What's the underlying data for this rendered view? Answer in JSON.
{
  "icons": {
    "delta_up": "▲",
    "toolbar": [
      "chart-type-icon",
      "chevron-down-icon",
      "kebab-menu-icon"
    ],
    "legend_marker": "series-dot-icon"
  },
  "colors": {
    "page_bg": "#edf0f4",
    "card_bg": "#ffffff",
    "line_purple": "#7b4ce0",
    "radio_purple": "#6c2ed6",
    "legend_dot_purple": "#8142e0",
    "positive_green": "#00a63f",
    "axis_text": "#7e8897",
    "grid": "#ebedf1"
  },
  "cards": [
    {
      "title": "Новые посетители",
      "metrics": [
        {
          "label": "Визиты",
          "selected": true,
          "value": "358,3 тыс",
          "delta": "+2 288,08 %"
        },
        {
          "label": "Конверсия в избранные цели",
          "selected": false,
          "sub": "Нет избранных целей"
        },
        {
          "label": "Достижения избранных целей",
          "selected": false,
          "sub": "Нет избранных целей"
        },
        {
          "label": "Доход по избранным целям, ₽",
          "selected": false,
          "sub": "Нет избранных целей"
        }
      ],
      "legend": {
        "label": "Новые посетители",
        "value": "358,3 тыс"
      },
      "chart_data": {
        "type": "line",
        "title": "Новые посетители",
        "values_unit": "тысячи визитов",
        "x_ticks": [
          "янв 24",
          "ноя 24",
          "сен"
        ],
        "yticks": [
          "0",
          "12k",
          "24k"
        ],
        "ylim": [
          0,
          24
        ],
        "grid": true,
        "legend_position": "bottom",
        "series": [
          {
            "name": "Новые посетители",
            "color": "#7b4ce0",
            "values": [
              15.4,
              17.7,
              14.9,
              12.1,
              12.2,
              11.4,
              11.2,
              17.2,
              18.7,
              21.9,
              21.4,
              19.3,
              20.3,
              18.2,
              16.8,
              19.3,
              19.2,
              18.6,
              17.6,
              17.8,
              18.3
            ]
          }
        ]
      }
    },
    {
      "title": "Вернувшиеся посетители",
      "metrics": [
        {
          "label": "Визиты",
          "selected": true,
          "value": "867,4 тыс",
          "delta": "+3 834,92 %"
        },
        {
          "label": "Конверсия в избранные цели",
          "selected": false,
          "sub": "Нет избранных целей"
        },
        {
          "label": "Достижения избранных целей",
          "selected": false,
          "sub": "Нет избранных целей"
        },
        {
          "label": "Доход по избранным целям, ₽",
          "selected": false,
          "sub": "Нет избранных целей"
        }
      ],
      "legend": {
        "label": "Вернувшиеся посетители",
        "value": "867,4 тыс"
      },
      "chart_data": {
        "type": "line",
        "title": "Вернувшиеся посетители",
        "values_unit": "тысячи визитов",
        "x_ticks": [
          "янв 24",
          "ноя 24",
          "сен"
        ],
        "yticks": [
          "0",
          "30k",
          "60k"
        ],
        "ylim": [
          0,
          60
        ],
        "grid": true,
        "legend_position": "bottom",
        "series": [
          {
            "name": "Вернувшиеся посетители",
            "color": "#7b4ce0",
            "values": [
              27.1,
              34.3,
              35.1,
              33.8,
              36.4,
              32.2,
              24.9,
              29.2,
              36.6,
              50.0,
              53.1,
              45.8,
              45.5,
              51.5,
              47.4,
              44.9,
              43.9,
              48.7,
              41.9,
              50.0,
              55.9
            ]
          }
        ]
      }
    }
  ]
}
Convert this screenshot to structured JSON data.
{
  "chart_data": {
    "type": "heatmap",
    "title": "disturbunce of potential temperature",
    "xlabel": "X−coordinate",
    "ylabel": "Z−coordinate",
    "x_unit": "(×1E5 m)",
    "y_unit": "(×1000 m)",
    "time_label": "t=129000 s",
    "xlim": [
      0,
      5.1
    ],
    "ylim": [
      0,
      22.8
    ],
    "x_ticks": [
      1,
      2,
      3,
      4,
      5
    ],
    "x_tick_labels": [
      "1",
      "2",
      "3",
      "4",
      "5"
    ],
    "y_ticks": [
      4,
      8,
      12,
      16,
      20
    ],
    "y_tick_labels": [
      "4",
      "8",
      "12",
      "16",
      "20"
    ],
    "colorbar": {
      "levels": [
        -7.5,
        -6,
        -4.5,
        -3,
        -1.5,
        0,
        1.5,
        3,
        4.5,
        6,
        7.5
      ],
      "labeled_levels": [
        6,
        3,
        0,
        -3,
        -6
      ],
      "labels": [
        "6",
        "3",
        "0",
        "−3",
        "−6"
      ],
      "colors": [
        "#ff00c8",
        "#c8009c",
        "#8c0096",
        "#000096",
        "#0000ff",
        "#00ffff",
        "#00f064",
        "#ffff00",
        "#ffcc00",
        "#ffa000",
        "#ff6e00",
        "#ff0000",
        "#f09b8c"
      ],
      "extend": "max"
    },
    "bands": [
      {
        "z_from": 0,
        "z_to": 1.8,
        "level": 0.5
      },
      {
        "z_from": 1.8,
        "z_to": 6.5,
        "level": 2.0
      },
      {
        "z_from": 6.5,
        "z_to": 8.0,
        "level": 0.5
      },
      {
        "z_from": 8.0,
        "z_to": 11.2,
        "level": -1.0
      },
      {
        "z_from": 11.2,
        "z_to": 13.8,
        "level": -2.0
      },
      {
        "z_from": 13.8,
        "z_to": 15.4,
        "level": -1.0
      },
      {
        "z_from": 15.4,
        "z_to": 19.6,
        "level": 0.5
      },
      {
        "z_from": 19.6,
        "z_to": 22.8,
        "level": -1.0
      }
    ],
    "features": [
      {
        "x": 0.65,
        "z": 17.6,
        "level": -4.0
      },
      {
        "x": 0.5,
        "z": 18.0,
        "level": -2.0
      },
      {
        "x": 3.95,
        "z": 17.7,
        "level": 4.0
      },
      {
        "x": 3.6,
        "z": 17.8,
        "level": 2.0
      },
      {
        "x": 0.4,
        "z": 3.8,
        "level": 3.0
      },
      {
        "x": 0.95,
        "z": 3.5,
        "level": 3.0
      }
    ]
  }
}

━━━

=== INSTRUCTIONS TO FOLLOW ===
Print the records once more, exactly as they were given.

=== TASK RESPONSE ===
What's the underlying data for this rendered view? Answer in JSON.
{
  "icons": {
    "delta_up": "▲",
    "toolbar": [
      "chart-type-icon",
      "chevron-down-icon",
      "kebab-menu-icon"
    ],
    "legend_marker": "series-dot-icon"
  },
  "colors": {
    "page_bg": "#edf0f4",
    "card_bg": "#ffffff",
    "line_purple": "#7b4ce0",
    "radio_purple": "#6c2ed6",
    "legend_dot_purple": "#8142e0",
    "positive_green": "#00a63f",
    "axis_text": "#7e8897",
    "grid": "#ebedf1"
  },
  "cards": [
    {
      "title": "Новые посетители",
      "metrics": [
        {
          "label": "Визиты",
          "selected": true,
          "value": "358,3 тыс",
          "delta": "+2 288,08 %"
        },
        {
          "label": "Конверсия в избранные цели",
          "selected": false,
          "sub": "Нет избранных целей"
        },
        {
          "label": "Достижения избранных целей",
          "selected": false,
          "sub": "Нет избранных целей"
        },
        {
          "label": "Доход по избранным целям, ₽",
          "selected": false,
          "sub": "Нет избранных целей"
        }
      ],
      "legend": {
        "label": "Новые посетители",
        "value": "358,3 тыс"
      },
      "chart_data": {
        "type": "line",
        "title": "Новые посетители",
        "values_unit": "тысячи визитов",
        "x_ticks": [
          "янв 24",
          "ноя 24",
          "сен"
        ],
        "yticks": [
          "0",
          "12k",
          "24k"
        ],
        "ylim": [
          0,
          24
        ],
        "grid": true,
        "legend_position": "bottom",
        "series": [
          {
            "name": "Новые посетители",
            "color": "#7b4ce0",
            "values": [
              15.4,
              17.7,
              14.9,
              12.1,
              12.2,
              11.4,
              11.2,
              17.2,
              18.7,
              21.9,
              21.4,
              19.3,
              20.3,
              18.2,
              16.8,
              19.3,
              19.2,
              18.6,
              17.6,
              17.8,
              18.3
            ]
          }
        ]
      }
    },
    {
      "title": "Вернувшиеся посетители",
      "metrics": [
        {
          "label": "Визиты",
          "selected": true,
          "value": "867,4 тыс",
          "delta": "+3 834,92 %"
        },
        {
          "label": "Конверсия в избранные цели",
          "selected": false,
          "sub": "Нет избранных целей"
        },
        {
          "label": "Достижения избранных целей",
          "selected": false,
          "sub": "Нет избранных целей"
        },
        {
          "label": "Доход по избранным целям, ₽",
          "selected": false,
          "sub": "Нет избранных целей"
        }
      ],
      "legend": {
        "label": "Вернувшиеся посетители",
        "value": "867,4 тыс"
      },
      "chart_data": {
        "type": "line",
        "title": "Вернувшиеся посетители",
        "values_unit": "тысячи визитов",
        "x_ticks": [
          "янв 24",
          "ноя 24",
          "сен"
        ],
        "yticks": [
          "0",
          "30k",
          "60k"
        ],
        "ylim": [
          0,
          60
        ],
        "grid": true,
        "legend_position": "bottom",
        "series": [
          {
            "name": "Вернувшиеся посетители",
            "color": "#7b4ce0",
            "values": [
              27.1,
              34.3,
              35.1,
              33.8,
              36.4,
              32.2,
              24.9,
              29.2,
              36.6,
              50.0,
              53.1,
              45.8,
              45.5,
              51.5,
              47.4,
              44.9,
              43.9,
              48.7,
              41.9,
              50.0,
              55.9
            ]
          }
        ]
      }
    }
  ]
}
Convert this screenshot to structured JSON data.
{
  "chart_data": {
    "type": "heatmap",
    "title": "disturbunce of potential temperature",
    "xlabel": "X−coordinate",
    "ylabel": "Z−coordinate",
    "x_unit": "(×1E5 m)",
    "y_unit": "(×1000 m)",
    "time_label": "t=129000 s",
    "xlim": [
      0,
      5.1
    ],
    "ylim": [
      0,
      22.8
    ],
    "x_ticks": [
      1,
      2,
      3,
      4,
      5
    ],
    "x_tick_labels": [
      "1",
      "2",
      "3",
      "4",
      "5"
    ],
    "y_ticks": [
      4,
      8,
      12,
      16,
      20
    ],
    "y_tick_labels": [
      "4",
      "8",
      "12",
      "16",
      "20"
    ],
    "colorbar": {
      "levels": [
        -7.5,
        -6,
        -4.5,
        -3,
        -1.5,
        0,
        1.5,
        3,
        4.5,
        6,
        7.5
      ],
      "labeled_levels": [
        6,
        3,
        0,
        -3,
        -6
      ],
      "labels": [
        "6",
        "3",
        "0",
        "−3",
        "−6"
      ],
      "colors": [
        "#ff00c8",
        "#c8009c",
        "#8c0096",
        "#000096",
        "#0000ff",
        "#00ffff",
        "#00f064",
        "#ffff00",
        "#ffcc00",
        "#ffa000",
        "#ff6e00",
        "#ff0000",
        "#f09b8c"
      ],
      "extend": "max"
    },
    "bands": [
      {
        "z_from": 0,
        "z_to": 1.8,
        "level": 0.5
      },
      {
        "z_from": 1.8,
        "z_to": 6.5,
        "level": 2.0
      },
      {
        "z_from": 6.5,
        "z_to": 8.0,
        "level": 0.5
      },
      {
        "z_from": 8.0,
        "z_to": 11.2,
        "level": -1.0
      },
      {
        "z_from": 11.2,
        "z_to": 13.8,
        "level": -2.0
      },
      {
        "z_from": 13.8,
        "z_to": 15.4,
        "level": -1.0
      },
      {
        "z_from": 15.4,
        "z_to": 19.6,
        "level": 0.5
      },
      {
        "z_from": 19.6,
        "z_to": 22.8,
        "level": -1.0
      }
    ],
    "features": [
      {
        "x": 0.65,
        "z": 17.6,
        "level": -4.0
      },
      {
        "x": 0.5,
        "z": 18.0,
        "level": -2.0
      },
      {
        "x": 3.95,
        "z": 17.7,
        "level": 4.0
      },
      {
        "x": 3.6,
        "z": 17.8,
        "level": 2.0
      },
      {
        "x": 0.4,
        "z": 3.8,
        "level": 3.0
      },
      {
        "x": 0.95,
        "z": 3.5,
        "level": 3.0
      }
    ]
  }
}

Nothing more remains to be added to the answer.